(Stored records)
----

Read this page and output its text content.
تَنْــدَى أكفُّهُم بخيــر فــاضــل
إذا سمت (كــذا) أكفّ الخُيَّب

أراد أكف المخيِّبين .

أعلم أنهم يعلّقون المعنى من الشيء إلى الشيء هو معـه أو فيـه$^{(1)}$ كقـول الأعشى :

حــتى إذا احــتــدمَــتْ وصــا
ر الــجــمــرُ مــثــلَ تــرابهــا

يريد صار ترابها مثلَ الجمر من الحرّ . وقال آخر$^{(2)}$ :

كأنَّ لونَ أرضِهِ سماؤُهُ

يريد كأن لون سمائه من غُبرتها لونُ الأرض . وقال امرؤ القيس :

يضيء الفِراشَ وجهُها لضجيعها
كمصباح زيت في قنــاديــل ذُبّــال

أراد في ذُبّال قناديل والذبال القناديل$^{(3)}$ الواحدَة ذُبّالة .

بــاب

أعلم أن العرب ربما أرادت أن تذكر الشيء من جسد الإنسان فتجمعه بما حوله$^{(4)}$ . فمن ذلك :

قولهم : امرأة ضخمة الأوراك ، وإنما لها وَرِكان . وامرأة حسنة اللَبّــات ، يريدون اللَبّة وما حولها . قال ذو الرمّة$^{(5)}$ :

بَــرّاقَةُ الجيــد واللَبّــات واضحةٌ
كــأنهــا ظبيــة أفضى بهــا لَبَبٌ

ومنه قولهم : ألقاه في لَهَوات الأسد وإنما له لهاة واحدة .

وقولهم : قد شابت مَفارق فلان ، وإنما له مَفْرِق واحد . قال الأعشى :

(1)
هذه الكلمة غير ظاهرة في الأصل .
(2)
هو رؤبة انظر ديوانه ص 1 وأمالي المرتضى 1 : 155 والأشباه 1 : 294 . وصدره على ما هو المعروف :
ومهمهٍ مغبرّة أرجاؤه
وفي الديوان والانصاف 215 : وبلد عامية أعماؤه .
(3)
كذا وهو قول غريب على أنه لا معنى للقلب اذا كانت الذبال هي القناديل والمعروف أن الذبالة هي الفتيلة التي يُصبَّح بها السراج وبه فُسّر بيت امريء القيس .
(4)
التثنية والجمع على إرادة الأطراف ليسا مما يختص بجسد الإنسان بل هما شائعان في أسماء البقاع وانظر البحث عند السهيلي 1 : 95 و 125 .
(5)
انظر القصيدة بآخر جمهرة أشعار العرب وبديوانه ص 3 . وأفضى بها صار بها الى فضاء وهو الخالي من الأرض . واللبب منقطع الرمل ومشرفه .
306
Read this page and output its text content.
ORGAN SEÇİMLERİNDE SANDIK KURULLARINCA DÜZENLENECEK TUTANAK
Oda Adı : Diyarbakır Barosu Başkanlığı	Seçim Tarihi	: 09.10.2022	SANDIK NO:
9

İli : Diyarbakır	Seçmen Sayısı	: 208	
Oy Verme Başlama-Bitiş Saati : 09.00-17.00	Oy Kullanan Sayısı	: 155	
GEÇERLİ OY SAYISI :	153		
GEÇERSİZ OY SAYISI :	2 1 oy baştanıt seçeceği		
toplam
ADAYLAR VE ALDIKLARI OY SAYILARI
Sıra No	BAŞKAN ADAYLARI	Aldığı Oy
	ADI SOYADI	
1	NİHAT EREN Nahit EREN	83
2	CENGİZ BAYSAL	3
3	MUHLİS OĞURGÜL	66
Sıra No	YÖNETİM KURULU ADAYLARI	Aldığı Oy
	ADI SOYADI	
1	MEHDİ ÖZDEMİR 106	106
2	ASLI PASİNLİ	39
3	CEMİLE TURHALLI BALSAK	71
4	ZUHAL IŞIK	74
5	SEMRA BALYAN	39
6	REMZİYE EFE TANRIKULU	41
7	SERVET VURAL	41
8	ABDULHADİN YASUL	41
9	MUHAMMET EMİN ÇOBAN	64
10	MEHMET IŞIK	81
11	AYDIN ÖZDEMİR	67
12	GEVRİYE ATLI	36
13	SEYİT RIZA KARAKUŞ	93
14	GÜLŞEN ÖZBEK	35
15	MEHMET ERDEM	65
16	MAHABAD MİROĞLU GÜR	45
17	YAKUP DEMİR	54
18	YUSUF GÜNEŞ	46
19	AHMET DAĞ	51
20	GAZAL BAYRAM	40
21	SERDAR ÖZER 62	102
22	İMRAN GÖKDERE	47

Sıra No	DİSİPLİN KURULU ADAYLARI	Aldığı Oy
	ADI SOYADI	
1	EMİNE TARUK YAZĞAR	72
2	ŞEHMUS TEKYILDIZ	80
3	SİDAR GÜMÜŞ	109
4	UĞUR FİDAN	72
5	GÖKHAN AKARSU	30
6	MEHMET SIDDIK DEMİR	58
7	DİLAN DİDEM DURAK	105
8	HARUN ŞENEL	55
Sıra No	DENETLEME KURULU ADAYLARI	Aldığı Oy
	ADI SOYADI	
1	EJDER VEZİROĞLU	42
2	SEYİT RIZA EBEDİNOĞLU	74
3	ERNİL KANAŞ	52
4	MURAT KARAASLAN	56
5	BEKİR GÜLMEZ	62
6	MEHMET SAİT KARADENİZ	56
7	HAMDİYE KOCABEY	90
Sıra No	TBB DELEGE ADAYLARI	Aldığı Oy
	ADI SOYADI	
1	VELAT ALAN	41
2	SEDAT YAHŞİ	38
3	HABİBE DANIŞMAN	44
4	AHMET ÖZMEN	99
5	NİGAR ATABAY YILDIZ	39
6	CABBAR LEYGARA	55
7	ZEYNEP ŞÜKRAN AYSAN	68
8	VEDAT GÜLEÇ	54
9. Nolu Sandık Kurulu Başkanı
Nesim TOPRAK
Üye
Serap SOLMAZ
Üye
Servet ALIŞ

----

» **Exercise brief**:
Repeat the records above in full, character for character.

» **Solution for this exercise**:
Read this page and output its text content.
تَنْــدَى أكفُّهُم بخيــر فــاضــل
إذا سمت (كــذا) أكفّ الخُيَّب

أراد أكف المخيِّبين .

أعلم أنهم يعلّقون المعنى من الشيء إلى الشيء هو معـه أو فيـه$^{(1)}$ كقـول الأعشى :

حــتى إذا احــتــدمَــتْ وصــا
ر الــجــمــرُ مــثــلَ تــرابهــا

يريد صار ترابها مثلَ الجمر من الحرّ . وقال آخر$^{(2)}$ :

كأنَّ لونَ أرضِهِ سماؤُهُ

يريد كأن لون سمائه من غُبرتها لونُ الأرض . وقال امرؤ القيس :

يضيء الفِراشَ وجهُها لضجيعها
كمصباح زيت في قنــاديــل ذُبّــال

أراد في ذُبّال قناديل والذبال القناديل$^{(3)}$ الواحدَة ذُبّالة .

بــاب

أعلم أن العرب ربما أرادت أن تذكر الشيء من جسد الإنسان فتجمعه بما حوله$^{(4)}$ . فمن ذلك :

قولهم : امرأة ضخمة الأوراك ، وإنما لها وَرِكان . وامرأة حسنة اللَبّــات ، يريدون اللَبّة وما حولها . قال ذو الرمّة$^{(5)}$ :

بَــرّاقَةُ الجيــد واللَبّــات واضحةٌ
كــأنهــا ظبيــة أفضى بهــا لَبَبٌ

ومنه قولهم : ألقاه في لَهَوات الأسد وإنما له لهاة واحدة .

وقولهم : قد شابت مَفارق فلان ، وإنما له مَفْرِق واحد . قال الأعشى :

(1)
هذه الكلمة غير ظاهرة في الأصل .
(2)
هو رؤبة انظر ديوانه ص 1 وأمالي المرتضى 1 : 155 والأشباه 1 : 294 . وصدره على ما هو المعروف :
ومهمهٍ مغبرّة أرجاؤه
وفي الديوان والانصاف 215 : وبلد عامية أعماؤه .
(3)
كذا وهو قول غريب على أنه لا معنى للقلب اذا كانت الذبال هي القناديل والمعروف أن الذبالة هي الفتيلة التي يُصبَّح بها السراج وبه فُسّر بيت امريء القيس .
(4)
التثنية والجمع على إرادة الأطراف ليسا مما يختص بجسد الإنسان بل هما شائعان في أسماء البقاع وانظر البحث عند السهيلي 1 : 95 و 125 .
(5)
انظر القصيدة بآخر جمهرة أشعار العرب وبديوانه ص 3 . وأفضى بها صار بها الى فضاء وهو الخالي من الأرض . واللبب منقطع الرمل ومشرفه .
306
Read this page and output its text content.
ORGAN SEÇİMLERİNDE SANDIK KURULLARINCA DÜZENLENECEK TUTANAK
Oda Adı : Diyarbakır Barosu Başkanlığı	Seçim Tarihi	: 09.10.2022	SANDIK NO:
9

İli : Diyarbakır	Seçmen Sayısı	: 208	
Oy Verme Başlama-Bitiş Saati : 09.00-17.00	Oy Kullanan Sayısı	: 155	
GEÇERLİ OY SAYISI :	153		
GEÇERSİZ OY SAYISI :	2 1 oy baştanıt seçeceği		
toplam
ADAYLAR VE ALDIKLARI OY SAYILARI
Sıra No	BAŞKAN ADAYLARI	Aldığı Oy
	ADI SOYADI	
1	NİHAT EREN Nahit EREN	83
2	CENGİZ BAYSAL	3
3	MUHLİS OĞURGÜL	66
Sıra No	YÖNETİM KURULU ADAYLARI	Aldığı Oy
	ADI SOYADI	
1	MEHDİ ÖZDEMİR 106	106
2	ASLI PASİNLİ	39
3	CEMİLE TURHALLI BALSAK	71
4	ZUHAL IŞIK	74
5	SEMRA BALYAN	39
6	REMZİYE EFE TANRIKULU	41
7	SERVET VURAL	41
8	ABDULHADİN YASUL	41
9	MUHAMMET EMİN ÇOBAN	64
10	MEHMET IŞIK	81
11	AYDIN ÖZDEMİR	67
12	GEVRİYE ATLI	36
13	SEYİT RIZA KARAKUŞ	93
14	GÜLŞEN ÖZBEK	35
15	MEHMET ERDEM	65
16	MAHABAD MİROĞLU GÜR	45
17	YAKUP DEMİR	54
18	YUSUF GÜNEŞ	46
19	AHMET DAĞ	51
20	GAZAL BAYRAM	40
21	SERDAR ÖZER 62	102
22	İMRAN GÖKDERE	47

Sıra No	DİSİPLİN KURULU ADAYLARI	Aldığı Oy
	ADI SOYADI	
1	EMİNE TARUK YAZĞAR	72
2	ŞEHMUS TEKYILDIZ	80
3	SİDAR GÜMÜŞ	109
4	UĞUR FİDAN	72
5	GÖKHAN AKARSU	30
6	MEHMET SIDDIK DEMİR	58
7	DİLAN DİDEM DURAK	105
8	HARUN ŞENEL	55
Sıra No	DENETLEME KURULU ADAYLARI	Aldığı Oy
	ADI SOYADI	
1	EJDER VEZİROĞLU	42
2	SEYİT RIZA EBEDİNOĞLU	74
3	ERNİL KANAŞ	52
4	MURAT KARAASLAN	56
5	BEKİR GÜLMEZ	62
6	MEHMET SAİT KARADENİZ	56
7	HAMDİYE KOCABEY	90
Sıra No	TBB DELEGE ADAYLARI	Aldığı Oy
	ADI SOYADI	
1	VELAT ALAN	41
2	SEDAT YAHŞİ	38
3	HABİBE DANIŞMAN	44
4	AHMET ÖZMEN	99
5	NİGAR ATABAY YILDIZ	39
6	CABBAR LEYGARA	55
7	ZEYNEP ŞÜKRAN AYSAN	68
8	VEDAT GÜLEÇ	54
9. Nolu Sandık Kurulu Başkanı
Nesim TOPRAK
Üye
Serap SOLMAZ
Üye
Servet ALIŞ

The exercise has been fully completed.